┌─ TEXT EXCERPT

Docent L. Vladimirovas,
Member of the State Committee for the Vilnius
State University Quadricentennial,
Distinguished Cultural-Educational Worker

Cand. of Phil. Sciences J. Tornau,
Director of the Scientific Library of Vilnius State University, 
Distinguished Cultural Worker of the Lithuanian SSR



This letter, which we have translated into Lithuanian, is a positive manifestation. The authors are worthy of respect in this instance. However, it is strange indeed that the letter does not bear the signature of the Chairman of the Commemoration Committee, Secretary of the Lithuanian Communist Party, L. Đepetys. Can it be that Đepetys, who was recently Minister of Culture, now holding a preeminent position in the highest echelon of the Party and having become the most important figure in the University's Commemoration Committee, is not concerned about the cultural values we have been robbed of? Can it be that he considers it more important to remain "untainted" in the eyes of a foreign government thereby sacrificing the issues so vital to our ALMA MATER? Can it be that his craved-for career is more important than anything else?

└─
┌─ STUDY MATERIAL

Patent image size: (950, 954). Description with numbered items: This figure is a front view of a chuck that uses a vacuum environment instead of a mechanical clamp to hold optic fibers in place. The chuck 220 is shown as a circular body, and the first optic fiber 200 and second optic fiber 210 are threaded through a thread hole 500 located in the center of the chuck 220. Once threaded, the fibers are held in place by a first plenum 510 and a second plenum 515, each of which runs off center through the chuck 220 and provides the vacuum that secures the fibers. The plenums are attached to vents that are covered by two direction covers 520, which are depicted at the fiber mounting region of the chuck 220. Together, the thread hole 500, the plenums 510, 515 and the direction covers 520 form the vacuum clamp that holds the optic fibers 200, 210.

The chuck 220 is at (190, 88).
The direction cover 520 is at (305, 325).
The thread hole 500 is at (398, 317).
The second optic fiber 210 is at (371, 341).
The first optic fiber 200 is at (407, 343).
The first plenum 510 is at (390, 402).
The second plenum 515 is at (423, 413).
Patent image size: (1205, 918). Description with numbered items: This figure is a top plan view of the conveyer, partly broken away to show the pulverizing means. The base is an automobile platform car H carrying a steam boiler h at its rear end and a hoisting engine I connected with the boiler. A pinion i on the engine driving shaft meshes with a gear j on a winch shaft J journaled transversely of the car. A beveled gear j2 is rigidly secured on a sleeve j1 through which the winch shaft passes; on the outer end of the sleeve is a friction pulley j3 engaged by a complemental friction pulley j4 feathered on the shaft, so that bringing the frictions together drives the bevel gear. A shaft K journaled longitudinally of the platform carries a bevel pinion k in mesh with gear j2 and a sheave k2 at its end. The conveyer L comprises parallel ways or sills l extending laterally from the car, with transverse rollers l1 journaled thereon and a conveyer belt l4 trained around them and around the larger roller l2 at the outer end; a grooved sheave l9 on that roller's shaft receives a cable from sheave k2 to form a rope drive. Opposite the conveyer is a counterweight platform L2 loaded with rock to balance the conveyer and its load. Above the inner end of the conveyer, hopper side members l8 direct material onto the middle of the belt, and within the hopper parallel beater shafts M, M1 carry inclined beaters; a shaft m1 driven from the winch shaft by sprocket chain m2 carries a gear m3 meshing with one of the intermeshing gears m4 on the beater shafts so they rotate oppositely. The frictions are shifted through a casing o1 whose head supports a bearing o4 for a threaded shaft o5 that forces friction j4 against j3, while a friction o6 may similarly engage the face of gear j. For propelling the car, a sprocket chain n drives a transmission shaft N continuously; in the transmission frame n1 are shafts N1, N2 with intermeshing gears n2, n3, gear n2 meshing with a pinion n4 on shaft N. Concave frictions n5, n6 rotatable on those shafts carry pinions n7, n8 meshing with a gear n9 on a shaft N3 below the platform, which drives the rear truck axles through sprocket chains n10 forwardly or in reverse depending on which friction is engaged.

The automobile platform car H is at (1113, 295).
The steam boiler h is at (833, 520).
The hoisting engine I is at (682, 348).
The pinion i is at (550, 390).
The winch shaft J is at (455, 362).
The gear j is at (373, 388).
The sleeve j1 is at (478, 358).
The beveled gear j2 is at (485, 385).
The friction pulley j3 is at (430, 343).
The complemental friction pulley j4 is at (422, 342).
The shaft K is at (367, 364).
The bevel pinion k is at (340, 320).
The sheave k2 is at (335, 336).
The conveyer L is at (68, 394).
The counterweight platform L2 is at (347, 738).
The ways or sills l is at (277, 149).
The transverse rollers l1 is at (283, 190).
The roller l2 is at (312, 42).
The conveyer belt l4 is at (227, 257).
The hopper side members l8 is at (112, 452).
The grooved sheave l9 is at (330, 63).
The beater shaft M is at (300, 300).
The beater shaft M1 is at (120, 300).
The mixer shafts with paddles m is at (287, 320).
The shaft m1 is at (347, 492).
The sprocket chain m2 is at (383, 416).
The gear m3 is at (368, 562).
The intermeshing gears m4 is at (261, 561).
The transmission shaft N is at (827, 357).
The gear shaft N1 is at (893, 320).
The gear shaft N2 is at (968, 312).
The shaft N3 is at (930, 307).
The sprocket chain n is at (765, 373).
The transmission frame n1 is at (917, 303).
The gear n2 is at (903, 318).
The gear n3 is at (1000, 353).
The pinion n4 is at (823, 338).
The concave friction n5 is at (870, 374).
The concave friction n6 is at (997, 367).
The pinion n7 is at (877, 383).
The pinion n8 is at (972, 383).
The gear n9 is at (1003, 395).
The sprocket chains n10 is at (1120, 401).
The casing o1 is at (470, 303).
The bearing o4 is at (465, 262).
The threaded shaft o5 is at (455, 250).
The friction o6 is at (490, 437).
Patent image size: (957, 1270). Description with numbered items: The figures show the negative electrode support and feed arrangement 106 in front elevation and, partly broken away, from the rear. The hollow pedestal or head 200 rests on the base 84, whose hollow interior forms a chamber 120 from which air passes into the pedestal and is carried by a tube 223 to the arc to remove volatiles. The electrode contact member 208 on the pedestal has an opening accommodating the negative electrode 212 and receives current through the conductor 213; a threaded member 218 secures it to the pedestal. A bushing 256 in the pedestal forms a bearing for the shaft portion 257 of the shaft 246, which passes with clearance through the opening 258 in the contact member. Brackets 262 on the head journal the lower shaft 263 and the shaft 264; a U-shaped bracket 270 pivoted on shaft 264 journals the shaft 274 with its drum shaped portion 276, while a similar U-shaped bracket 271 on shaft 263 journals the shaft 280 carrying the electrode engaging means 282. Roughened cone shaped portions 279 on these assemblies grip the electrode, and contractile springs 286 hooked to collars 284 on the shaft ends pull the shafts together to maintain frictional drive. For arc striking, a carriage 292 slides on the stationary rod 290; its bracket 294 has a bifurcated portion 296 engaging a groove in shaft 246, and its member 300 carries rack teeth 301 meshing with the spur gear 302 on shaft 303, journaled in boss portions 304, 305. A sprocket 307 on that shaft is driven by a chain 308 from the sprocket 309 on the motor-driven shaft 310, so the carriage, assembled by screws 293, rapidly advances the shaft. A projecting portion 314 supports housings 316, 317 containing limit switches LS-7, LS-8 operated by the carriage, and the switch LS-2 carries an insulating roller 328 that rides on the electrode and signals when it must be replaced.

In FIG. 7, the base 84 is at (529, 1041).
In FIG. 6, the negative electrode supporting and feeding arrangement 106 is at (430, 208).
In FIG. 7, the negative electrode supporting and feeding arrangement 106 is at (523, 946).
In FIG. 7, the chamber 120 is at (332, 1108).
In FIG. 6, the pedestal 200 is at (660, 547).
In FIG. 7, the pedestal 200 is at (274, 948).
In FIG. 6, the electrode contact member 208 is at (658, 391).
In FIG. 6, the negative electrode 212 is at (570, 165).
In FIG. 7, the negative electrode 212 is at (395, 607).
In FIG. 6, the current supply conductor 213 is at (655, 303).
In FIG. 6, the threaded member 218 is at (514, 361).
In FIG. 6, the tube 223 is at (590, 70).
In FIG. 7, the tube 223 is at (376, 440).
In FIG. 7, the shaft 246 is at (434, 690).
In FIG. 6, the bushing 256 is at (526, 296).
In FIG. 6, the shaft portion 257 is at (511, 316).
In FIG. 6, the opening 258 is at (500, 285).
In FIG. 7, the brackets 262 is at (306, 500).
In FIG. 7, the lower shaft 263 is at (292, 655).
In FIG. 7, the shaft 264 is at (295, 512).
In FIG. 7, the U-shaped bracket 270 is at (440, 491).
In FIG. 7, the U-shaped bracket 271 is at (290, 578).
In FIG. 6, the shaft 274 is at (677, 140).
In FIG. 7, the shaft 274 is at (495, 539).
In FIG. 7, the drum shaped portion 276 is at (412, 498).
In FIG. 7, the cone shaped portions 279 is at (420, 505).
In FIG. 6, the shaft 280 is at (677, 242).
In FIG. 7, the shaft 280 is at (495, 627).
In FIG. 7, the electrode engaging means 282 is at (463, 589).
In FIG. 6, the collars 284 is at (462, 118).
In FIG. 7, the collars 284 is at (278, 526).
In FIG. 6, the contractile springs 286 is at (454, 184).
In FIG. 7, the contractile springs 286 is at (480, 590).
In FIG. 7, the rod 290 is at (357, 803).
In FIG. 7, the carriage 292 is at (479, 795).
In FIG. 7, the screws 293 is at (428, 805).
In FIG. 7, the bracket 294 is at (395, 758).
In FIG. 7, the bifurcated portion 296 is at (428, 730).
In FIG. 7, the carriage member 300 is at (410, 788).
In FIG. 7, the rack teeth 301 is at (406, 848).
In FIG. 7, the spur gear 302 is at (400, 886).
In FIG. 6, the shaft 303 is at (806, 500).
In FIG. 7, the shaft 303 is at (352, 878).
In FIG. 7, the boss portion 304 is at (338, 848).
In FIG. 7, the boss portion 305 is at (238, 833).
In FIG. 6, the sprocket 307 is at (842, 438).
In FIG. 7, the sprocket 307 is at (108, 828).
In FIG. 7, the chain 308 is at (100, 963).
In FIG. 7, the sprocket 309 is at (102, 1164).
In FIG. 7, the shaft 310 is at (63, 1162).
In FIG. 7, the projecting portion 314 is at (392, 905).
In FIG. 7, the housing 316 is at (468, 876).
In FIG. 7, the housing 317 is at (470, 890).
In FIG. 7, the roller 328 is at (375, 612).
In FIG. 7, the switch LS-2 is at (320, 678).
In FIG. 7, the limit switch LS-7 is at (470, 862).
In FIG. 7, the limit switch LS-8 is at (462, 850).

└─

WHAT IS REQUIRED: In the text about the Vilnius State University letter, what post does J. Tornau hold at the university?

THE ANSWER: Director of the Scientific Library of Vilnius State University.